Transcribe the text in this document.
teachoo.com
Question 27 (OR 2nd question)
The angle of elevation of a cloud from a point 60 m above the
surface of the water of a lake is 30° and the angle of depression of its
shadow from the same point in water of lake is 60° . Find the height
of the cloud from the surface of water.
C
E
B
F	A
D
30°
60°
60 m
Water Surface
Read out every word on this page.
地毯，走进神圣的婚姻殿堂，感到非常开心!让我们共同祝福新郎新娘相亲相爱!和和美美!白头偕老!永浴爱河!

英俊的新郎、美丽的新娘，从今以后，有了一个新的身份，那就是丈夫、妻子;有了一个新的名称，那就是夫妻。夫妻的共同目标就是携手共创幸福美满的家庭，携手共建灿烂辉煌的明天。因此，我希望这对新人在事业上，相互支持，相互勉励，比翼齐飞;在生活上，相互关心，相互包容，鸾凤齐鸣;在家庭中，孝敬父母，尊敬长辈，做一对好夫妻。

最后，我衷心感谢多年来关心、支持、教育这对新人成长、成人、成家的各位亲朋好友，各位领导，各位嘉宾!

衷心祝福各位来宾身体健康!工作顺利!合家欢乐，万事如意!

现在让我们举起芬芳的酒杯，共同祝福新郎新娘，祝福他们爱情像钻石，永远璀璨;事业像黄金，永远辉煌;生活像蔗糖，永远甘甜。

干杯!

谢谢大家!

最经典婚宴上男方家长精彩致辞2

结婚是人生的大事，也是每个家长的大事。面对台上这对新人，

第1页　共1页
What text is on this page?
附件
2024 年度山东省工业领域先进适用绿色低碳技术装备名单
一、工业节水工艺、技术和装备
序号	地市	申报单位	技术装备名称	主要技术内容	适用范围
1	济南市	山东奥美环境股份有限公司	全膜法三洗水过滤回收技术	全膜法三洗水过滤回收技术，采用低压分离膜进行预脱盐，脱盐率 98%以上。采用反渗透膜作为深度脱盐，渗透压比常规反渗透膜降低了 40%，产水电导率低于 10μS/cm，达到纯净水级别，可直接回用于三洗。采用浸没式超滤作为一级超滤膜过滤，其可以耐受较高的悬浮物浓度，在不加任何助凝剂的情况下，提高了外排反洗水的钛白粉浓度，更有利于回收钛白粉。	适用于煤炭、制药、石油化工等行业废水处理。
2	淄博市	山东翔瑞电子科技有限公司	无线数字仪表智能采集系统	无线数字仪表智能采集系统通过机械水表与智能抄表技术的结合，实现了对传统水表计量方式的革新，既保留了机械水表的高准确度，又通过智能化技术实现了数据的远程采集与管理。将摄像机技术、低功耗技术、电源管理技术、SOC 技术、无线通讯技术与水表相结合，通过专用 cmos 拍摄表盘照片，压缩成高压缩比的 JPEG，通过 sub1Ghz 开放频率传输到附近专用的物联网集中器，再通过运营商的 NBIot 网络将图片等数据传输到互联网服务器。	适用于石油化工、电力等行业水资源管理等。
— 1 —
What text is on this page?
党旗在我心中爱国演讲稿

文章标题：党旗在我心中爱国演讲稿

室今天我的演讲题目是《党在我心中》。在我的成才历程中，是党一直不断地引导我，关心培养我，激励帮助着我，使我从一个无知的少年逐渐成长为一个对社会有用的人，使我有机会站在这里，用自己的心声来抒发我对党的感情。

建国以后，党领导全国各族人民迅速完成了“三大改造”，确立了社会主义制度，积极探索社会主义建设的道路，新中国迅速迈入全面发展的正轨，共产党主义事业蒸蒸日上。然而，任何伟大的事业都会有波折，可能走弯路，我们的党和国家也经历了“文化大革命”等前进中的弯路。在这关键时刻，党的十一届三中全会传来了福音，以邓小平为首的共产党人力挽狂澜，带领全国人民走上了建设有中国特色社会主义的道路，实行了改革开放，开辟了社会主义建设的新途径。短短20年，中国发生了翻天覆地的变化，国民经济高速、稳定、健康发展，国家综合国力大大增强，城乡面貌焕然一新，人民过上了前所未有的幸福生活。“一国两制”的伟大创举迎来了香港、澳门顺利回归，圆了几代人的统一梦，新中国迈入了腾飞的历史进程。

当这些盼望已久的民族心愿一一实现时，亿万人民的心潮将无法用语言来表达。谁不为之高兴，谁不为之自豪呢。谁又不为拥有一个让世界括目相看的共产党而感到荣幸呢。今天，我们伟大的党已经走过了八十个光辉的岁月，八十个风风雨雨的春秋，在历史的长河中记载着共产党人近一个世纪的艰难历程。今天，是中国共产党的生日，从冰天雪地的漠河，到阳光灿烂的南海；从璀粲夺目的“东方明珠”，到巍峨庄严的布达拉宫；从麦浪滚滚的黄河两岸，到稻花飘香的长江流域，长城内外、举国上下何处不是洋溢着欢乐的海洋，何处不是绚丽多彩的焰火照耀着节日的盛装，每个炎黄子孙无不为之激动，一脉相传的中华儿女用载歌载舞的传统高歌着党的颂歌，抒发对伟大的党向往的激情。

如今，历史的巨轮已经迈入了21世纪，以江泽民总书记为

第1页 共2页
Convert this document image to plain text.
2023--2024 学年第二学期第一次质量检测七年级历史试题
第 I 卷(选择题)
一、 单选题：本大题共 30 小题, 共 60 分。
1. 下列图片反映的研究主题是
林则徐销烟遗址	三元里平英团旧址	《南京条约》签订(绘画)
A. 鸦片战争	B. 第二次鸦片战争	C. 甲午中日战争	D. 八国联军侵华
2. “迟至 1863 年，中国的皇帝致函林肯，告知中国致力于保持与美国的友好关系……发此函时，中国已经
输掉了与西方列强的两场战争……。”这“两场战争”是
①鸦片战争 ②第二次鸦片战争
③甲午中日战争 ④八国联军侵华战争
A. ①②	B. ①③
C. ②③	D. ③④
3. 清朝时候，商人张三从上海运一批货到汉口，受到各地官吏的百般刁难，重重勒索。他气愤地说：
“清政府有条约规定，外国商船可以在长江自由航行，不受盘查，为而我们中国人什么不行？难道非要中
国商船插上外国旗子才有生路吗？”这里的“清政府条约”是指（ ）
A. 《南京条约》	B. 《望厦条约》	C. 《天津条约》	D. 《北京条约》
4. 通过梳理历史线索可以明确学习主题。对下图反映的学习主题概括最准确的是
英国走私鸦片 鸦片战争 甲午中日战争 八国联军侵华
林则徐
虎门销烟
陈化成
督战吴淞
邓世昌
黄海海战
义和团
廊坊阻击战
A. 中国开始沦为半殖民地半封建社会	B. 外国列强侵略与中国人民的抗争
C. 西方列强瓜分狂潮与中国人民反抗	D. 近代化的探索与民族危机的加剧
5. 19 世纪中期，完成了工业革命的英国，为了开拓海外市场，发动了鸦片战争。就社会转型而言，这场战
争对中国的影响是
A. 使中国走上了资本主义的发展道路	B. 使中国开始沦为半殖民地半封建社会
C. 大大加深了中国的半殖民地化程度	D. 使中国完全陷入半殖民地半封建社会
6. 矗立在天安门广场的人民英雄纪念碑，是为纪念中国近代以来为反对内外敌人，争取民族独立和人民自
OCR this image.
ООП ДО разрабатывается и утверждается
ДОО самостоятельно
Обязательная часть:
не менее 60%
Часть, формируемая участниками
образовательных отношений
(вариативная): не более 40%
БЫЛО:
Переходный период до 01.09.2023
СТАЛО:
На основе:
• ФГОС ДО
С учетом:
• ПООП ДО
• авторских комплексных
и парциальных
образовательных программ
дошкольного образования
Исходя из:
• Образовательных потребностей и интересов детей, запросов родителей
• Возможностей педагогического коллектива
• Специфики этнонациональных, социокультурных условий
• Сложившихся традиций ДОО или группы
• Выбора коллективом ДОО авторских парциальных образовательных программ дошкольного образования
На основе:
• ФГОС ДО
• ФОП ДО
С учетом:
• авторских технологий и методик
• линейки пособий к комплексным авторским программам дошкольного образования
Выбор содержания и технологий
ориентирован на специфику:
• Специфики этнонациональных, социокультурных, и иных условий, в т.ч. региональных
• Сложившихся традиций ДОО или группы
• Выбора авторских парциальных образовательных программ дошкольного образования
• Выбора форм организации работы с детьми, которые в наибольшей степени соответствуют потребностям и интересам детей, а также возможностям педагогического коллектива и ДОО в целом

....

**Goal of the exercise**
Give the number of lines in the material above that have the word "педагогического" in them, and nothing more.

**Result of the task**
2